TASK PROMPT
Every line below should be copied exactly; drop the pictures.
__________________________________________________
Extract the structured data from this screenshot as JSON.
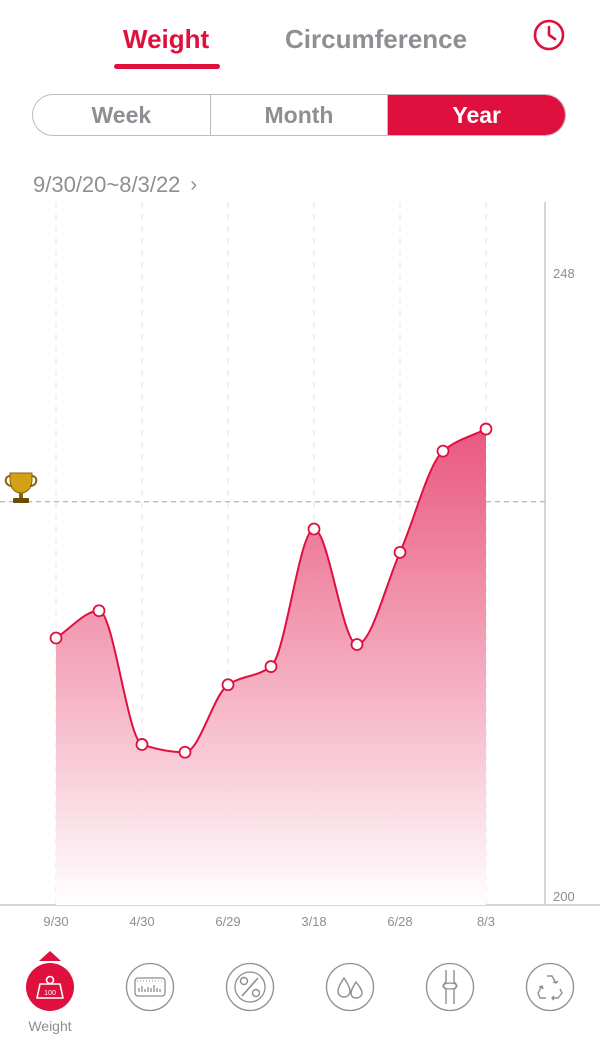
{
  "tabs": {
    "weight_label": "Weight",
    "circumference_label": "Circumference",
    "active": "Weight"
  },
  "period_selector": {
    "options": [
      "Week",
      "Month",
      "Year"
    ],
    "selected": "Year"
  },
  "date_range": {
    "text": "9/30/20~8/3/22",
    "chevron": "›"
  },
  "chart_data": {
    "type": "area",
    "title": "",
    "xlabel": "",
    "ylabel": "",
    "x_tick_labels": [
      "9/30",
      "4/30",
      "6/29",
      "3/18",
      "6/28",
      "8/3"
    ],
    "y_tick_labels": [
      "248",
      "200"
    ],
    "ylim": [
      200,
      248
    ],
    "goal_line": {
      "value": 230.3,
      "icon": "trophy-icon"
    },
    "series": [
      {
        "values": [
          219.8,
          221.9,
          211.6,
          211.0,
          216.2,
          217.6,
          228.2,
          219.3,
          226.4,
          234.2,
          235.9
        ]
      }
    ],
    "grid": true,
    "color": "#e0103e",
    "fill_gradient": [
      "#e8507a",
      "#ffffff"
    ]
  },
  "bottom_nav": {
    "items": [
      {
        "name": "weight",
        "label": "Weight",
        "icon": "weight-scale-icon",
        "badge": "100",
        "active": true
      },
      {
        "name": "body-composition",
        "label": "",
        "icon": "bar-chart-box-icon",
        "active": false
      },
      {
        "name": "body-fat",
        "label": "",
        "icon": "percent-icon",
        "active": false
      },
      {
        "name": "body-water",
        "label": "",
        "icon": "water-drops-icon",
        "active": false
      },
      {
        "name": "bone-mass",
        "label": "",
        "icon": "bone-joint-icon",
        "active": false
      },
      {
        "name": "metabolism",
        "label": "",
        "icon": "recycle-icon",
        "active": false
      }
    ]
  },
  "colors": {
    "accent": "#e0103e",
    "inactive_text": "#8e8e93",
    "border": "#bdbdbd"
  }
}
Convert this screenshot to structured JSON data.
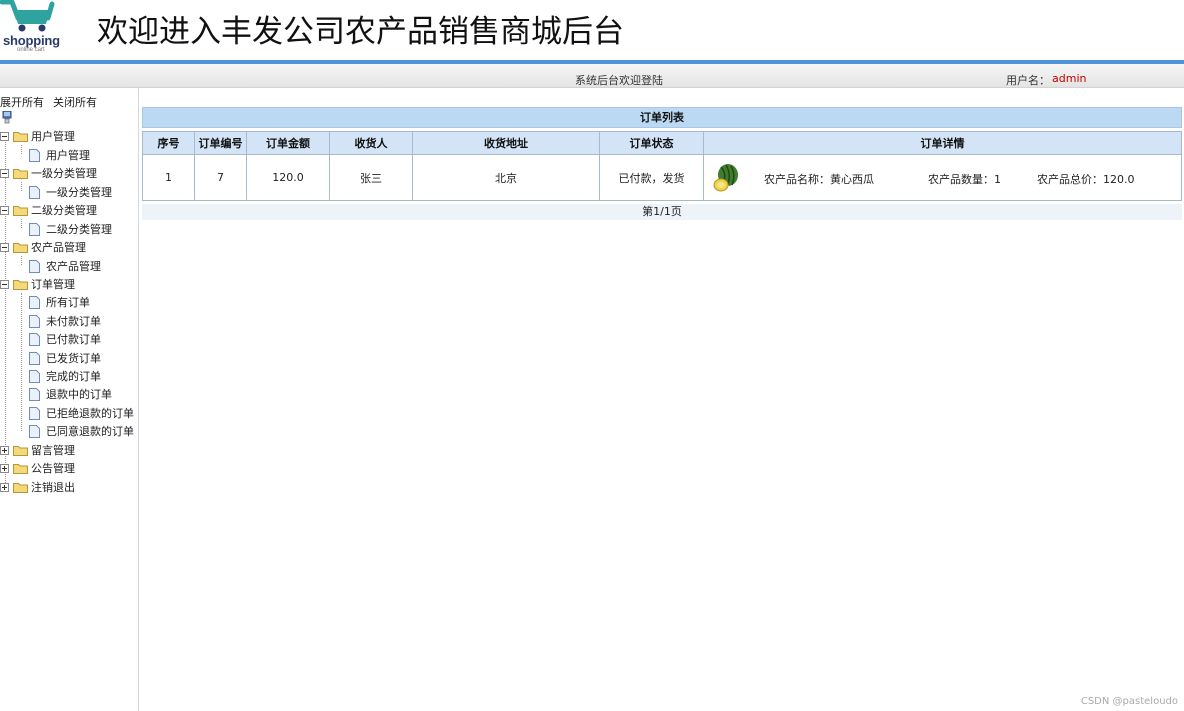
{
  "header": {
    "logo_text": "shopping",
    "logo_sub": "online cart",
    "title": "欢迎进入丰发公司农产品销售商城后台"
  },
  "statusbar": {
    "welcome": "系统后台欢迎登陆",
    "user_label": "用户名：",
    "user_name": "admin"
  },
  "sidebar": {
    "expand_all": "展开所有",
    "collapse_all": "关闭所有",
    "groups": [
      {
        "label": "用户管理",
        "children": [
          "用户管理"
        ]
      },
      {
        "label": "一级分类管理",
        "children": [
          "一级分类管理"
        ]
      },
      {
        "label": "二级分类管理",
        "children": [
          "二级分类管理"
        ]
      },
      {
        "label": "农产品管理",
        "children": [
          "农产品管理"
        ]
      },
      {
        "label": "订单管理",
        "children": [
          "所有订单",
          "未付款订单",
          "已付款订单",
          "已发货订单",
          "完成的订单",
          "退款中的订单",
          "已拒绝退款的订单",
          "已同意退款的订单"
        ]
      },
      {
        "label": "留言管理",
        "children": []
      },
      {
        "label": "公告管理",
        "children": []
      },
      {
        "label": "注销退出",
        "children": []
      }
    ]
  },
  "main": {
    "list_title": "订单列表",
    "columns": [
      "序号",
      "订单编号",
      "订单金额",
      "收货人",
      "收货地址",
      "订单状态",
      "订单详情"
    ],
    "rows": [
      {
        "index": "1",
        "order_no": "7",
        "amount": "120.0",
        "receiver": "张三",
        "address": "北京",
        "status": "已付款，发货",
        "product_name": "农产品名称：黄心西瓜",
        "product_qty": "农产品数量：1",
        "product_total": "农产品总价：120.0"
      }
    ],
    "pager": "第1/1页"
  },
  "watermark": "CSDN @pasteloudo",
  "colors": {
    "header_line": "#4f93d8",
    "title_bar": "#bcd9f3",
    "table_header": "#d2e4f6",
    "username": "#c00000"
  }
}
__________________________________________________
RESULT OF THIS TASK
Extract the structured data from this screenshot as JSON.
{
  "tabs": {
    "weight_label": "Weight",
    "circumference_label": "Circumference",
    "active": "Weight"
  },
  "period_selector": {
    "options": [
      "Week",
      "Month",
      "Year"
    ],
    "selected": "Year"
  },
  "date_range": {
    "text": "9/30/20~8/3/22",
    "chevron": "›"
  },
  "chart_data": {
    "type": "area",
    "title": "",
    "xlabel": "",
    "ylabel": "",
    "x_tick_labels": [
      "9/30",
      "4/30",
      "6/29",
      "3/18",
      "6/28",
      "8/3"
    ],
    "y_tick_labels": [
      "248",
      "200"
    ],
    "ylim": [
      200,
      248
    ],
    "goal_line": {
      "value": 230.3,
      "icon": "trophy-icon"
    },
    "series": [
      {
        "values": [
          219.8,
          221.9,
          211.6,
          211.0,
          216.2,
          217.6,
          228.2,
          219.3,
          226.4,
          234.2,
          235.9
        ]
      }
    ],
    "grid": true,
    "color": "#e0103e",
    "fill_gradient": [
      "#e8507a",
      "#ffffff"
    ]
  },
  "bottom_nav": {
    "items": [
      {
        "name": "weight",
        "label": "Weight",
        "icon": "weight-scale-icon",
        "badge": "100",
        "active": true
      },
      {
        "name": "body-composition",
        "label": "",
        "icon": "bar-chart-box-icon",
        "active": false
      },
      {
        "name": "body-fat",
        "label": "",
        "icon": "percent-icon",
        "active": false
      },
      {
        "name": "body-water",
        "label": "",
        "icon": "water-drops-icon",
        "active": false
      },
      {
        "name": "bone-mass",
        "label": "",
        "icon": "bone-joint-icon",
        "active": false
      },
      {
        "name": "metabolism",
        "label": "",
        "icon": "recycle-icon",
        "active": false
      }
    ]
  },
  "colors": {
    "accent": "#e0103e",
    "inactive_text": "#8e8e93",
    "border": "#bdbdbd"
  }
}
Convert this screenshot to structured JSON data.
{
  "header": {
    "logo_text": "shopping",
    "logo_sub": "online cart",
    "title": "欢迎进入丰发公司农产品销售商城后台"
  },
  "statusbar": {
    "welcome": "系统后台欢迎登陆",
    "user_label": "用户名：",
    "user_name": "admin"
  },
  "sidebar": {
    "expand_all": "展开所有",
    "collapse_all": "关闭所有",
    "groups": [
      {
        "label": "用户管理",
        "children": [
          "用户管理"
        ]
      },
      {
        "label": "一级分类管理",
        "children": [
          "一级分类管理"
        ]
      },
      {
        "label": "二级分类管理",
        "children": [
          "二级分类管理"
        ]
      },
      {
        "label": "农产品管理",
        "children": [
          "农产品管理"
        ]
      },
      {
        "label": "订单管理",
        "children": [
          "所有订单",
          "未付款订单",
          "已付款订单",
          "已发货订单",
          "完成的订单",
          "退款中的订单",
          "已拒绝退款的订单",
          "已同意退款的订单"
        ]
      },
      {
        "label": "留言管理",
        "children": []
      },
      {
        "label": "公告管理",
        "children": []
      },
      {
        "label": "注销退出",
        "children": []
      }
    ]
  },
  "main": {
    "list_title": "订单列表",
    "columns": [
      "序号",
      "订单编号",
      "订单金额",
      "收货人",
      "收货地址",
      "订单状态",
      "订单详情"
    ],
    "rows": [
      {
        "index": "1",
        "order_no": "7",
        "amount": "120.0",
        "receiver": "张三",
        "address": "北京",
        "status": "已付款，发货",
        "product_name": "农产品名称：黄心西瓜",
        "product_qty": "农产品数量：1",
        "product_total": "农产品总价：120.0"
      }
    ],
    "pager": "第1/1页"
  },
  "watermark": "CSDN @pasteloudo",
  "colors": {
    "header_line": "#4f93d8",
    "title_bar": "#bcd9f3",
    "table_header": "#d2e4f6",
    "username": "#c00000"
  }
}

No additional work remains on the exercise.